::: Provided data

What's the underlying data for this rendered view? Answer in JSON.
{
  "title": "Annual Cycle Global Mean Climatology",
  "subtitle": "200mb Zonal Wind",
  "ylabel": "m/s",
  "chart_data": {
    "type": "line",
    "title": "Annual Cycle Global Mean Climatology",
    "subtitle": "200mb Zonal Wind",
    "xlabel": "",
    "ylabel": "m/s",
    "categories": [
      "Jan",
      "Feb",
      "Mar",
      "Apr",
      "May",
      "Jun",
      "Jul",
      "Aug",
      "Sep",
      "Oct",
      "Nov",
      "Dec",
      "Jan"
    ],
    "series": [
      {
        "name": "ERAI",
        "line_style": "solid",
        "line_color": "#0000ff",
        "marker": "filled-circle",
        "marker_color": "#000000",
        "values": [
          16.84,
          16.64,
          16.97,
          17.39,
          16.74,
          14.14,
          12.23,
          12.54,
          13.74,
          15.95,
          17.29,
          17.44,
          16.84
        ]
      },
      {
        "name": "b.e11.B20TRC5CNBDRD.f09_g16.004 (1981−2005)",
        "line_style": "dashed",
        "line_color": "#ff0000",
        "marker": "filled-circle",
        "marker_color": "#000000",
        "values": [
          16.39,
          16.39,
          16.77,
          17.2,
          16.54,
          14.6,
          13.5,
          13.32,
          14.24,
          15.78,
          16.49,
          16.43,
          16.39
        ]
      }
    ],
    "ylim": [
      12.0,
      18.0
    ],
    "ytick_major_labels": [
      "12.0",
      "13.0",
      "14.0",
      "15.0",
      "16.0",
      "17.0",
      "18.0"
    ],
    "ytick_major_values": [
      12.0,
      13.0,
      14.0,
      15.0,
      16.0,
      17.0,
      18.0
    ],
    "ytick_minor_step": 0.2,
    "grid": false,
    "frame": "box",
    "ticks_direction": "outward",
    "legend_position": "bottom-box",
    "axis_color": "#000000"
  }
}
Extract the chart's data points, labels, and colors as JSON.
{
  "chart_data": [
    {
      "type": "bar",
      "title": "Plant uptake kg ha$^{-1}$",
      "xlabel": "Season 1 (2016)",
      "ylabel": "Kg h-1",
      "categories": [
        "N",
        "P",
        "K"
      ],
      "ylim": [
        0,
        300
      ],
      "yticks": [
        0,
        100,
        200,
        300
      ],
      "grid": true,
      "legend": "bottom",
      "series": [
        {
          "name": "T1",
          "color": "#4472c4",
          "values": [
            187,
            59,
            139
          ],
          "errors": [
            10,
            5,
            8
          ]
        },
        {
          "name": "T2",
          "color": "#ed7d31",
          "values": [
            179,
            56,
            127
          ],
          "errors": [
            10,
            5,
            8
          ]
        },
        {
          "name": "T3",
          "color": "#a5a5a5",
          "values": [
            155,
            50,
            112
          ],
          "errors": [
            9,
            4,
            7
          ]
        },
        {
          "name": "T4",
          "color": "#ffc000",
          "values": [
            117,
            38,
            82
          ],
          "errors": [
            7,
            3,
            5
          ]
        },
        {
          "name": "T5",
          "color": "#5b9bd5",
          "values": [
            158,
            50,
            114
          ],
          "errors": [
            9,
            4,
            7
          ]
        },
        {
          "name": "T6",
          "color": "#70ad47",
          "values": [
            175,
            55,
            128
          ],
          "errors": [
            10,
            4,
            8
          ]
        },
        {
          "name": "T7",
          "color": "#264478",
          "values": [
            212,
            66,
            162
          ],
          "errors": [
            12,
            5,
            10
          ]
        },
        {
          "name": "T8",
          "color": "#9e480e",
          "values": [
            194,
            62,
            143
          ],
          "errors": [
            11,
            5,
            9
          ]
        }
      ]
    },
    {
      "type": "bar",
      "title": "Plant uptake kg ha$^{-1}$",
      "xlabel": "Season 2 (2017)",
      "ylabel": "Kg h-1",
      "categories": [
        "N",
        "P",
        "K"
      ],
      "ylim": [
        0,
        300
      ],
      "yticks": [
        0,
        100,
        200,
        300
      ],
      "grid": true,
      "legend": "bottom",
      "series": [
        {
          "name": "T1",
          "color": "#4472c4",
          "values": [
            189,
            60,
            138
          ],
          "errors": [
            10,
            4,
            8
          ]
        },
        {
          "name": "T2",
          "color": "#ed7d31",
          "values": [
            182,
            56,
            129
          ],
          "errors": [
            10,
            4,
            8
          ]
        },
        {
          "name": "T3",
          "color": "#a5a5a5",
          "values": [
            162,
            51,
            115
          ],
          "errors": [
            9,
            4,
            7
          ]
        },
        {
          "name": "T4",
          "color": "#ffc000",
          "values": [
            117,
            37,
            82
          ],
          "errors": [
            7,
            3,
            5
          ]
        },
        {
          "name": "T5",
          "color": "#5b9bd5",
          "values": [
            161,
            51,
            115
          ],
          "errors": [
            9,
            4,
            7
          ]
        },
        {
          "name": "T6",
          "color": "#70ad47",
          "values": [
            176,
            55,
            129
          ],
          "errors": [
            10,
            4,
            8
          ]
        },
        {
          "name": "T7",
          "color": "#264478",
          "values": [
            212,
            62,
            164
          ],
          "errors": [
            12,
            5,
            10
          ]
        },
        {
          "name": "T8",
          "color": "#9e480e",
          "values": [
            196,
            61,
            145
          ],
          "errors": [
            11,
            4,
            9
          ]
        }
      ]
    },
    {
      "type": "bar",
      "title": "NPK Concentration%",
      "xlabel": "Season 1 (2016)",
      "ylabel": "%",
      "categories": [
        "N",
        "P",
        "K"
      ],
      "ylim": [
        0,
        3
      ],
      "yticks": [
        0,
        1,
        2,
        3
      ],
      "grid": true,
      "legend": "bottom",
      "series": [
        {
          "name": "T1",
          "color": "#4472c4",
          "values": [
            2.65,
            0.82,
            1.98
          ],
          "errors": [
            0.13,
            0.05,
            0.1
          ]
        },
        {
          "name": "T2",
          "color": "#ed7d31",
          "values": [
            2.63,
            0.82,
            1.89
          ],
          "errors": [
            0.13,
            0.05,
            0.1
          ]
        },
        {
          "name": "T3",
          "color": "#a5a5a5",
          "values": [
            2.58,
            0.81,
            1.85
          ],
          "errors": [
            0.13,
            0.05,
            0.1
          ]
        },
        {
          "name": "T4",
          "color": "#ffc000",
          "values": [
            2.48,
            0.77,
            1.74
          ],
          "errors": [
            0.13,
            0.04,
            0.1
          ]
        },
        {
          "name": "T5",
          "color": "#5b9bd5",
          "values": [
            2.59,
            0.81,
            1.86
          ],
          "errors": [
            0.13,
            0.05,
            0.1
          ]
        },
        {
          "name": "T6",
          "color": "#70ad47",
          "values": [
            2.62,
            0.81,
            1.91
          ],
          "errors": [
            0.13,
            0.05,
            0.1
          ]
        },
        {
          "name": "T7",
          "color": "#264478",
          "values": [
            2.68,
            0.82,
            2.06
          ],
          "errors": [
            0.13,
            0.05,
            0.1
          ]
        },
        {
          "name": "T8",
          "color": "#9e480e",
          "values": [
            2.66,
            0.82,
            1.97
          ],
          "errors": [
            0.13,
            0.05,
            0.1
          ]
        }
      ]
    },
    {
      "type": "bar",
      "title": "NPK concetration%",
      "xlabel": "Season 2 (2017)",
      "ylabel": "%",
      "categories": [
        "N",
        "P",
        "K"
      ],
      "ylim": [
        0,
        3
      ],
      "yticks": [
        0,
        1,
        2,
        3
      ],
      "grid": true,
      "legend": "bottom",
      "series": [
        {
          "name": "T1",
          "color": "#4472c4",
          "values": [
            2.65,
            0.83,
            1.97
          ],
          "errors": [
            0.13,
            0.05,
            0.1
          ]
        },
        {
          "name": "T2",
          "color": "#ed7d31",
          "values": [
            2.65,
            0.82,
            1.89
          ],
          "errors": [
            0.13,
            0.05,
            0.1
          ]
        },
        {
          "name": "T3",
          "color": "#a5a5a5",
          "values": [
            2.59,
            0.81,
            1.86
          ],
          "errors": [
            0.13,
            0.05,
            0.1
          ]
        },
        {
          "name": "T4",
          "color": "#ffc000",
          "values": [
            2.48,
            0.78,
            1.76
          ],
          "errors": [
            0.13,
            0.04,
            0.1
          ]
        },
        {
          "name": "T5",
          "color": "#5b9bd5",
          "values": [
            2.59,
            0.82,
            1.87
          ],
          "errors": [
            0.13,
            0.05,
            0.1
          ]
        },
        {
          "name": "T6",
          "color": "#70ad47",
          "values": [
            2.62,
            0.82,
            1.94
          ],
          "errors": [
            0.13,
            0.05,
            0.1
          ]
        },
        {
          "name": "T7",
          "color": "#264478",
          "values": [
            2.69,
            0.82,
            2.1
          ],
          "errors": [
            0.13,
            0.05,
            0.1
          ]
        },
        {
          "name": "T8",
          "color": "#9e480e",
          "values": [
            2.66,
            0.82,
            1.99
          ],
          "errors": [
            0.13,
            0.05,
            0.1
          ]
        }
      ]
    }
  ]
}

::::::

▶ [Problem statement]: Read through the data and copy every line where "Cycle" shows up.

▶ [Task answer]:
  "title": "Annual Cycle Global Mean Climatology",
    "title": "Annual Cycle Global Mean Climatology",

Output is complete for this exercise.